## [RECORDS TO PROCESS]
#####
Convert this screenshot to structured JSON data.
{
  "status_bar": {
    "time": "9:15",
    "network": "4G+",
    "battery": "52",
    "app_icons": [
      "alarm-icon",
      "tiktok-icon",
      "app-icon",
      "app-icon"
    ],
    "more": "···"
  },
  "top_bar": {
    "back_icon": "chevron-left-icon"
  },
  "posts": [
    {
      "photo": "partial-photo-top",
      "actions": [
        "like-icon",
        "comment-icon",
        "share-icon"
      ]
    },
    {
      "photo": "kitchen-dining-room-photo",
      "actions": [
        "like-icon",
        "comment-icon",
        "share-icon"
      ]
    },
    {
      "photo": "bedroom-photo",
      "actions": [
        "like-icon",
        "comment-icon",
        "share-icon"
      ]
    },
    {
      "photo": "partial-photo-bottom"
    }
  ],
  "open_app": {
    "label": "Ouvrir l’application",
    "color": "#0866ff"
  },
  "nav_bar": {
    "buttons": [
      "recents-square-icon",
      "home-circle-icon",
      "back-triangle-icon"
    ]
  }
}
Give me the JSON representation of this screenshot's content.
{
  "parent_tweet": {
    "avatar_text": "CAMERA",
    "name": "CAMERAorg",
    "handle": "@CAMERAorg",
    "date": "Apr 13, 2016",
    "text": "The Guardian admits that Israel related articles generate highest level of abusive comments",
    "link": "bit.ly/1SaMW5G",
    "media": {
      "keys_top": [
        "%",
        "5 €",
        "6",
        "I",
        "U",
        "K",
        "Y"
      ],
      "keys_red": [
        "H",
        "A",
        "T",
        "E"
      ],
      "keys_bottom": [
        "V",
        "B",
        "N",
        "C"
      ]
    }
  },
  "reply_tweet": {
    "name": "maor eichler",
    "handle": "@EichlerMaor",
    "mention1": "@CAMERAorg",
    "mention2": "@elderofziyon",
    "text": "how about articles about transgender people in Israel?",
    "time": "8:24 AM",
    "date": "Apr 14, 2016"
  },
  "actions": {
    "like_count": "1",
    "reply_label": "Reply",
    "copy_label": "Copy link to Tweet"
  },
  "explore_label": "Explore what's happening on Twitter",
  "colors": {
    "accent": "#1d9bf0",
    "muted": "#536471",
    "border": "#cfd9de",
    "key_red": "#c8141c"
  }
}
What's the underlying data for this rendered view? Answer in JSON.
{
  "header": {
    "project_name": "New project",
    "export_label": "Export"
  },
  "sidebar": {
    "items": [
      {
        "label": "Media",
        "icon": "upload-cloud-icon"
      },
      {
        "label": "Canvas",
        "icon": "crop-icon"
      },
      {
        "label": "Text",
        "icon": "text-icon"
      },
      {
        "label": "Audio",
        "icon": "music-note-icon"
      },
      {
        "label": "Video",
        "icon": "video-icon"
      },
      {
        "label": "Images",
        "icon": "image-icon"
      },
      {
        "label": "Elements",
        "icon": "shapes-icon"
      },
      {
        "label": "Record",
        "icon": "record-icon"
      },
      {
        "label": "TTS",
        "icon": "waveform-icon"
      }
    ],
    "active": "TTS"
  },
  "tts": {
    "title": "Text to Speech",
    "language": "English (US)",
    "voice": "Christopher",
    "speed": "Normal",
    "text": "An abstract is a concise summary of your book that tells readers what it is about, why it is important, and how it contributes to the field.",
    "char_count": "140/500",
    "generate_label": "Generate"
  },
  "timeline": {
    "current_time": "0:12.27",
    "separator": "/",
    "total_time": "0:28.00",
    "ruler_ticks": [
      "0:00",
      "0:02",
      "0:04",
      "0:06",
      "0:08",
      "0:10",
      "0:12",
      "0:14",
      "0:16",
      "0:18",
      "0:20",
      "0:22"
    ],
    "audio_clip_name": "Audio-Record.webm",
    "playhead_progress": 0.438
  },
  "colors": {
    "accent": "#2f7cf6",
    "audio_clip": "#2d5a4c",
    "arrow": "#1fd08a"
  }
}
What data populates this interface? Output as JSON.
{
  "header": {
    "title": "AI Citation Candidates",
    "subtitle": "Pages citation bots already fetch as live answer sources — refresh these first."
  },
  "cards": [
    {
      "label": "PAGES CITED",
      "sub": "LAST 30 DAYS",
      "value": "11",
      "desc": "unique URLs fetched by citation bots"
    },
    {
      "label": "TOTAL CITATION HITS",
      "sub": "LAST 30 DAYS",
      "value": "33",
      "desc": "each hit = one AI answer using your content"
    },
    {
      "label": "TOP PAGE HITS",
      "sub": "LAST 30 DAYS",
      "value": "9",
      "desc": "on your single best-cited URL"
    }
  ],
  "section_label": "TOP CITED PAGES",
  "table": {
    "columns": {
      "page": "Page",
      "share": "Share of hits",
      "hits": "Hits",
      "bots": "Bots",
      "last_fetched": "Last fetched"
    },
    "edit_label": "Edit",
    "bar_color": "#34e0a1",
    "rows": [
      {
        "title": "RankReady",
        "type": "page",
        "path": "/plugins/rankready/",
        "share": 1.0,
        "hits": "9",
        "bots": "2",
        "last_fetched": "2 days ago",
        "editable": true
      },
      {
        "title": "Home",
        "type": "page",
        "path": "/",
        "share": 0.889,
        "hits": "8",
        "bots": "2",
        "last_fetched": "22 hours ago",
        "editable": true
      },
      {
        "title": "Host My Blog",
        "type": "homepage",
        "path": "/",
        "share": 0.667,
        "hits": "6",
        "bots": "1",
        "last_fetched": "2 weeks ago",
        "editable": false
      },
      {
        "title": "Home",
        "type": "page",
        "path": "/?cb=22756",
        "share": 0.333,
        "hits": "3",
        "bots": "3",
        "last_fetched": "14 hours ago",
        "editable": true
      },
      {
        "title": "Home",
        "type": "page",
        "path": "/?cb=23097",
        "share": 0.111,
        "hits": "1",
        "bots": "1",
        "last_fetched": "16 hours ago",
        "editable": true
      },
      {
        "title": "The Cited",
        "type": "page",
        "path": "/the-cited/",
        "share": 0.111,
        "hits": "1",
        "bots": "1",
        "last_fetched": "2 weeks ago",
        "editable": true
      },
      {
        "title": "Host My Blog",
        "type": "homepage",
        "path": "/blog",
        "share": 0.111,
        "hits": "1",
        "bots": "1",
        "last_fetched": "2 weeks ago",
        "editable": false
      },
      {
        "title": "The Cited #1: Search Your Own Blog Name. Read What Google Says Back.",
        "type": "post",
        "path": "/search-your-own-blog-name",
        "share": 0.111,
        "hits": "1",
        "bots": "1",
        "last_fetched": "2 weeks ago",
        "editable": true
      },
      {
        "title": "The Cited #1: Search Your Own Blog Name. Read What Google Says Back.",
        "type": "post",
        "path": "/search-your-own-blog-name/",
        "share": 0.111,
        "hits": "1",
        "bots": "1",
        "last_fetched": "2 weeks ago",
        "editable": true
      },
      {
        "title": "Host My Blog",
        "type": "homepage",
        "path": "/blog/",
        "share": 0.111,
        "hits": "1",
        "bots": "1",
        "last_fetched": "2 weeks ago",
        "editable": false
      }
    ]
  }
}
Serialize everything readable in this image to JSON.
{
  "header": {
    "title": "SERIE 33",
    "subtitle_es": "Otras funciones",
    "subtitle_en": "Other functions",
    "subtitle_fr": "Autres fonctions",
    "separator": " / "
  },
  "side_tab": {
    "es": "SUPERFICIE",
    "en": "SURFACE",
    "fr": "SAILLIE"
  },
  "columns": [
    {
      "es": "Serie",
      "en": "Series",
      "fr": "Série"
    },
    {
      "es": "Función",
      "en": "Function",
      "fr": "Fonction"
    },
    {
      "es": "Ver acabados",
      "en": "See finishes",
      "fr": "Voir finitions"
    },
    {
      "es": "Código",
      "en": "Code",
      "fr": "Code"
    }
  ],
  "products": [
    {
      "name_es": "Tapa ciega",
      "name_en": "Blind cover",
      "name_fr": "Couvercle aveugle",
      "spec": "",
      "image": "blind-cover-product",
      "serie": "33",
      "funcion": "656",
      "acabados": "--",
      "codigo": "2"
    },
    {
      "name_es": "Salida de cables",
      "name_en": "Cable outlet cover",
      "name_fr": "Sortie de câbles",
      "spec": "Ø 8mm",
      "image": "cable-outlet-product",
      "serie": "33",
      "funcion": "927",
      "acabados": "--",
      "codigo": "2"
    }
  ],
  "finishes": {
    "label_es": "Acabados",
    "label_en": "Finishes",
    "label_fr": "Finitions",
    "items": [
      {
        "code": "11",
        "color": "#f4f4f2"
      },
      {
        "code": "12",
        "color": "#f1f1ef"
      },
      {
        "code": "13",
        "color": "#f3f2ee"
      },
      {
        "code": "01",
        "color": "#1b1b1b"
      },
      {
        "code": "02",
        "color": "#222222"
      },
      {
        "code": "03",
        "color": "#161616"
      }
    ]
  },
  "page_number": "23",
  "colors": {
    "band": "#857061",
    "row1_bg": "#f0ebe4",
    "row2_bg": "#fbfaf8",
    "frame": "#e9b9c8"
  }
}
#####
## [EXERCISE BRIEF]
Using the material above, state how many lines include the string "cover". Answer with a single number.

## [OUTPUT FOR THIS TASK]
3